[BEGIN ENTRIES PROVIDED]

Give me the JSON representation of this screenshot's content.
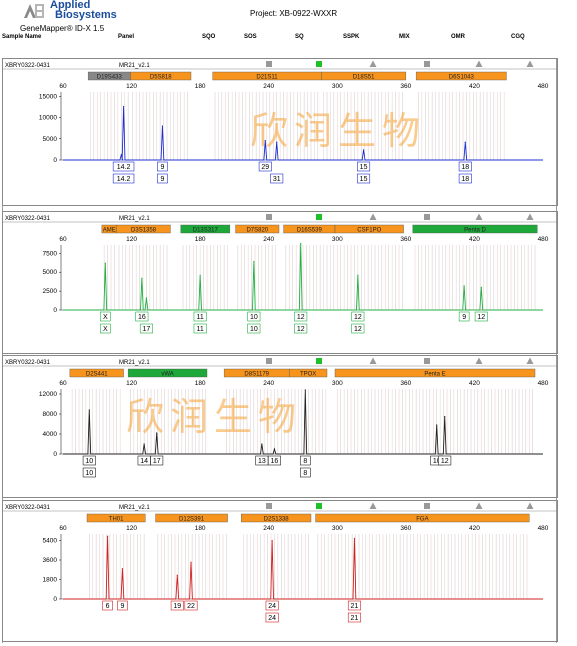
{
  "header": {
    "logo_line1": "Applied",
    "logo_line2": "Biosystems",
    "product": "GeneMapper® ID-X 1.5",
    "project": "Project: XB-0922-WXXR"
  },
  "columns": {
    "sample_name": "Sample Name",
    "panel": "Panel",
    "sqo": "SQO",
    "sos": "SOS",
    "sq": "SQ",
    "sspk": "SSPK",
    "mix": "MIX",
    "omr": "OMR",
    "cgq": "CGQ"
  },
  "watermark": "欣润生物",
  "colors": {
    "orange_marker": "#f7941d",
    "green_marker": "#1fa83a",
    "gray_marker": "#888888",
    "blue_trace": "#1e2fd0",
    "green_trace": "#21b041",
    "black_trace": "#202020",
    "red_trace": "#d02020",
    "qc_green": "#1fc12a",
    "qc_gray": "#999999"
  },
  "x_axis_ticks": [
    "60",
    "120",
    "180",
    "240",
    "300",
    "360",
    "420",
    "480"
  ],
  "panels": [
    {
      "id": "blue",
      "sample": "XBRY0322-0431",
      "panel": "MR21_v2.1",
      "trace": "blue",
      "y_ticks": [
        "15000",
        "10000",
        "5000",
        "0"
      ],
      "y_values": [
        15000,
        10000,
        5000,
        0
      ],
      "y_max": 16000,
      "markers": [
        {
          "name": "D19S433",
          "start": 82,
          "end": 119,
          "color": "gray"
        },
        {
          "name": "D5S818",
          "start": 119,
          "end": 172,
          "color": "orange"
        },
        {
          "name": "D21S11",
          "start": 191,
          "end": 286,
          "color": "orange"
        },
        {
          "name": "D18S51",
          "start": 286,
          "end": 360,
          "color": "orange"
        },
        {
          "name": "D6S1043",
          "start": 369,
          "end": 448,
          "color": "orange"
        }
      ],
      "peaks": [
        {
          "bp": 111,
          "h": 1200,
          "alleles": []
        },
        {
          "bp": 113,
          "h": 12600,
          "alleles": [
            "14.2",
            "14.2"
          ]
        },
        {
          "bp": 147,
          "h": 8000,
          "alleles": [
            "9",
            "9"
          ]
        },
        {
          "bp": 237,
          "h": 4600,
          "alleles": [
            "29",
            ""
          ]
        },
        {
          "bp": 247,
          "h": 4200,
          "alleles": [
            "",
            "31"
          ]
        },
        {
          "bp": 323,
          "h": 2400,
          "alleles": [
            "15",
            "15"
          ]
        },
        {
          "bp": 412,
          "h": 4200,
          "alleles": [
            "18",
            "18"
          ]
        }
      ]
    },
    {
      "id": "green",
      "sample": "XBRY0322-0431",
      "panel": "MR21_v2.1",
      "trace": "green",
      "y_ticks": [
        "7500",
        "5000",
        "2500",
        "0"
      ],
      "y_values": [
        7500,
        5000,
        2500,
        0
      ],
      "y_max": 8600,
      "markers": [
        {
          "name": "AME",
          "start": 94,
          "end": 107,
          "color": "orange"
        },
        {
          "name": "D3S1358",
          "start": 107,
          "end": 154,
          "color": "orange"
        },
        {
          "name": "D13S317",
          "start": 163,
          "end": 206,
          "color": "green"
        },
        {
          "name": "D7S820",
          "start": 211,
          "end": 249,
          "color": "orange"
        },
        {
          "name": "D16S539",
          "start": 253,
          "end": 298,
          "color": "orange"
        },
        {
          "name": "CSF1PO",
          "start": 298,
          "end": 358,
          "color": "orange"
        },
        {
          "name": "Penta D",
          "start": 366,
          "end": 475,
          "color": "green"
        }
      ],
      "peaks": [
        {
          "bp": 97,
          "h": 6200,
          "alleles": [
            "X",
            "X"
          ]
        },
        {
          "bp": 129,
          "h": 4200,
          "alleles": [
            "16",
            ""
          ]
        },
        {
          "bp": 133,
          "h": 1600,
          "alleles": [
            "",
            "17"
          ]
        },
        {
          "bp": 180,
          "h": 4600,
          "alleles": [
            "11",
            "11"
          ]
        },
        {
          "bp": 227,
          "h": 6400,
          "alleles": [
            "10",
            "10"
          ]
        },
        {
          "bp": 268,
          "h": 8800,
          "alleles": [
            "12",
            "12"
          ]
        },
        {
          "bp": 318,
          "h": 4600,
          "alleles": [
            "12",
            "12"
          ]
        },
        {
          "bp": 411,
          "h": 3200,
          "alleles": [
            "9",
            ""
          ]
        },
        {
          "bp": 426,
          "h": 3000,
          "alleles": [
            "12",
            ""
          ]
        }
      ]
    },
    {
      "id": "black",
      "sample": "XBRY0322-0431",
      "panel": "MR21_v2.1",
      "trace": "black",
      "y_ticks": [
        "12000",
        "8000",
        "4000",
        "0"
      ],
      "y_values": [
        12000,
        8000,
        4000,
        0
      ],
      "y_max": 13000,
      "markers": [
        {
          "name": "D2S441",
          "start": 66,
          "end": 113,
          "color": "orange"
        },
        {
          "name": "vWA",
          "start": 117,
          "end": 186,
          "color": "green"
        },
        {
          "name": "D8S1179",
          "start": 201,
          "end": 258,
          "color": "orange"
        },
        {
          "name": "TPOX",
          "start": 258,
          "end": 291,
          "color": "orange"
        },
        {
          "name": "Penta E",
          "start": 298,
          "end": 473,
          "color": "orange"
        }
      ],
      "peaks": [
        {
          "bp": 83,
          "h": 8800,
          "alleles": [
            "10",
            "10"
          ]
        },
        {
          "bp": 131,
          "h": 2000,
          "alleles": [
            "14",
            ""
          ]
        },
        {
          "bp": 142,
          "h": 4200,
          "alleles": [
            "17",
            ""
          ]
        },
        {
          "bp": 234,
          "h": 2000,
          "alleles": [
            "13",
            ""
          ]
        },
        {
          "bp": 245,
          "h": 1000,
          "alleles": [
            "16",
            ""
          ]
        },
        {
          "bp": 272,
          "h": 12800,
          "alleles": [
            "8",
            "8"
          ]
        },
        {
          "bp": 387,
          "h": 5800,
          "alleles": [
            "10",
            ""
          ]
        },
        {
          "bp": 394,
          "h": 7500,
          "alleles": [
            "12",
            ""
          ]
        }
      ]
    },
    {
      "id": "red",
      "sample": "XBRY0322-0431",
      "panel": "MR21_v2.1",
      "trace": "red",
      "y_ticks": [
        "5400",
        "3600",
        "1800",
        "0"
      ],
      "y_values": [
        5400,
        3600,
        1800,
        0
      ],
      "y_max": 6000,
      "markers": [
        {
          "name": "TH01",
          "start": 81,
          "end": 132,
          "color": "orange"
        },
        {
          "name": "D12S391",
          "start": 141,
          "end": 204,
          "color": "orange"
        },
        {
          "name": "D2S1338",
          "start": 216,
          "end": 277,
          "color": "orange"
        },
        {
          "name": "FGA",
          "start": 281,
          "end": 468,
          "color": "orange"
        }
      ],
      "peaks": [
        {
          "bp": 99,
          "h": 5800,
          "alleles": [
            "6",
            ""
          ]
        },
        {
          "bp": 112,
          "h": 2800,
          "alleles": [
            "9",
            ""
          ]
        },
        {
          "bp": 160,
          "h": 2200,
          "alleles": [
            "19",
            ""
          ]
        },
        {
          "bp": 172,
          "h": 3400,
          "alleles": [
            "22",
            ""
          ]
        },
        {
          "bp": 243,
          "h": 5400,
          "alleles": [
            "24",
            "24"
          ]
        },
        {
          "bp": 315,
          "h": 5600,
          "alleles": [
            "21",
            "21"
          ]
        }
      ]
    }
  ]
}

[END ENTRIES PROVIDED]

■ SET PROBLEM
Without the pictures, repeat the listing above exactly.

■ OUTPUT
Give me the JSON representation of this screenshot's content.
{
  "header": {
    "logo_line1": "Applied",
    "logo_line2": "Biosystems",
    "product": "GeneMapper® ID-X 1.5",
    "project": "Project: XB-0922-WXXR"
  },
  "columns": {
    "sample_name": "Sample Name",
    "panel": "Panel",
    "sqo": "SQO",
    "sos": "SOS",
    "sq": "SQ",
    "sspk": "SSPK",
    "mix": "MIX",
    "omr": "OMR",
    "cgq": "CGQ"
  },
  "watermark": "欣润生物",
  "colors": {
    "orange_marker": "#f7941d",
    "green_marker": "#1fa83a",
    "gray_marker": "#888888",
    "blue_trace": "#1e2fd0",
    "green_trace": "#21b041",
    "black_trace": "#202020",
    "red_trace": "#d02020",
    "qc_green": "#1fc12a",
    "qc_gray": "#999999"
  },
  "x_axis_ticks": [
    "60",
    "120",
    "180",
    "240",
    "300",
    "360",
    "420",
    "480"
  ],
  "panels": [
    {
      "id": "blue",
      "sample": "XBRY0322-0431",
      "panel": "MR21_v2.1",
      "trace": "blue",
      "y_ticks": [
        "15000",
        "10000",
        "5000",
        "0"
      ],
      "y_values": [
        15000,
        10000,
        5000,
        0
      ],
      "y_max": 16000,
      "markers": [
        {
          "name": "D19S433",
          "start": 82,
          "end": 119,
          "color": "gray"
        },
        {
          "name": "D5S818",
          "start": 119,
          "end": 172,
          "color": "orange"
        },
        {
          "name": "D21S11",
          "start": 191,
          "end": 286,
          "color": "orange"
        },
        {
          "name": "D18S51",
          "start": 286,
          "end": 360,
          "color": "orange"
        },
        {
          "name": "D6S1043",
          "start": 369,
          "end": 448,
          "color": "orange"
        }
      ],
      "peaks": [
        {
          "bp": 111,
          "h": 1200,
          "alleles": []
        },
        {
          "bp": 113,
          "h": 12600,
          "alleles": [
            "14.2",
            "14.2"
          ]
        },
        {
          "bp": 147,
          "h": 8000,
          "alleles": [
            "9",
            "9"
          ]
        },
        {
          "bp": 237,
          "h": 4600,
          "alleles": [
            "29",
            ""
          ]
        },
        {
          "bp": 247,
          "h": 4200,
          "alleles": [
            "",
            "31"
          ]
        },
        {
          "bp": 323,
          "h": 2400,
          "alleles": [
            "15",
            "15"
          ]
        },
        {
          "bp": 412,
          "h": 4200,
          "alleles": [
            "18",
            "18"
          ]
        }
      ]
    },
    {
      "id": "green",
      "sample": "XBRY0322-0431",
      "panel": "MR21_v2.1",
      "trace": "green",
      "y_ticks": [
        "7500",
        "5000",
        "2500",
        "0"
      ],
      "y_values": [
        7500,
        5000,
        2500,
        0
      ],
      "y_max": 8600,
      "markers": [
        {
          "name": "AME",
          "start": 94,
          "end": 107,
          "color": "orange"
        },
        {
          "name": "D3S1358",
          "start": 107,
          "end": 154,
          "color": "orange"
        },
        {
          "name": "D13S317",
          "start": 163,
          "end": 206,
          "color": "green"
        },
        {
          "name": "D7S820",
          "start": 211,
          "end": 249,
          "color": "orange"
        },
        {
          "name": "D16S539",
          "start": 253,
          "end": 298,
          "color": "orange"
        },
        {
          "name": "CSF1PO",
          "start": 298,
          "end": 358,
          "color": "orange"
        },
        {
          "name": "Penta D",
          "start": 366,
          "end": 475,
          "color": "green"
        }
      ],
      "peaks": [
        {
          "bp": 97,
          "h": 6200,
          "alleles": [
            "X",
            "X"
          ]
        },
        {
          "bp": 129,
          "h": 4200,
          "alleles": [
            "16",
            ""
          ]
        },
        {
          "bp": 133,
          "h": 1600,
          "alleles": [
            "",
            "17"
          ]
        },
        {
          "bp": 180,
          "h": 4600,
          "alleles": [
            "11",
            "11"
          ]
        },
        {
          "bp": 227,
          "h": 6400,
          "alleles": [
            "10",
            "10"
          ]
        },
        {
          "bp": 268,
          "h": 8800,
          "alleles": [
            "12",
            "12"
          ]
        },
        {
          "bp": 318,
          "h": 4600,
          "alleles": [
            "12",
            "12"
          ]
        },
        {
          "bp": 411,
          "h": 3200,
          "alleles": [
            "9",
            ""
          ]
        },
        {
          "bp": 426,
          "h": 3000,
          "alleles": [
            "12",
            ""
          ]
        }
      ]
    },
    {
      "id": "black",
      "sample": "XBRY0322-0431",
      "panel": "MR21_v2.1",
      "trace": "black",
      "y_ticks": [
        "12000",
        "8000",
        "4000",
        "0"
      ],
      "y_values": [
        12000,
        8000,
        4000,
        0
      ],
      "y_max": 13000,
      "markers": [
        {
          "name": "D2S441",
          "start": 66,
          "end": 113,
          "color": "orange"
        },
        {
          "name": "vWA",
          "start": 117,
          "end": 186,
          "color": "green"
        },
        {
          "name": "D8S1179",
          "start": 201,
          "end": 258,
          "color": "orange"
        },
        {
          "name": "TPOX",
          "start": 258,
          "end": 291,
          "color": "orange"
        },
        {
          "name": "Penta E",
          "start": 298,
          "end": 473,
          "color": "orange"
        }
      ],
      "peaks": [
        {
          "bp": 83,
          "h": 8800,
          "alleles": [
            "10",
            "10"
          ]
        },
        {
          "bp": 131,
          "h": 2000,
          "alleles": [
            "14",
            ""
          ]
        },
        {
          "bp": 142,
          "h": 4200,
          "alleles": [
            "17",
            ""
          ]
        },
        {
          "bp": 234,
          "h": 2000,
          "alleles": [
            "13",
            ""
          ]
        },
        {
          "bp": 245,
          "h": 1000,
          "alleles": [
            "16",
            ""
          ]
        },
        {
          "bp": 272,
          "h": 12800,
          "alleles": [
            "8",
            "8"
          ]
        },
        {
          "bp": 387,
          "h": 5800,
          "alleles": [
            "10",
            ""
          ]
        },
        {
          "bp": 394,
          "h": 7500,
          "alleles": [
            "12",
            ""
          ]
        }
      ]
    },
    {
      "id": "red",
      "sample": "XBRY0322-0431",
      "panel": "MR21_v2.1",
      "trace": "red",
      "y_ticks": [
        "5400",
        "3600",
        "1800",
        "0"
      ],
      "y_values": [
        5400,
        3600,
        1800,
        0
      ],
      "y_max": 6000,
      "markers": [
        {
          "name": "TH01",
          "start": 81,
          "end": 132,
          "color": "orange"
        },
        {
          "name": "D12S391",
          "start": 141,
          "end": 204,
          "color": "orange"
        },
        {
          "name": "D2S1338",
          "start": 216,
          "end": 277,
          "color": "orange"
        },
        {
          "name": "FGA",
          "start": 281,
          "end": 468,
          "color": "orange"
        }
      ],
      "peaks": [
        {
          "bp": 99,
          "h": 5800,
          "alleles": [
            "6",
            ""
          ]
        },
        {
          "bp": 112,
          "h": 2800,
          "alleles": [
            "9",
            ""
          ]
        },
        {
          "bp": 160,
          "h": 2200,
          "alleles": [
            "19",
            ""
          ]
        },
        {
          "bp": 172,
          "h": 3400,
          "alleles": [
            "22",
            ""
          ]
        },
        {
          "bp": 243,
          "h": 5400,
          "alleles": [
            "24",
            "24"
          ]
        },
        {
          "bp": 315,
          "h": 5600,
          "alleles": [
            "21",
            "21"
          ]
        }
      ]
    }
  ]
}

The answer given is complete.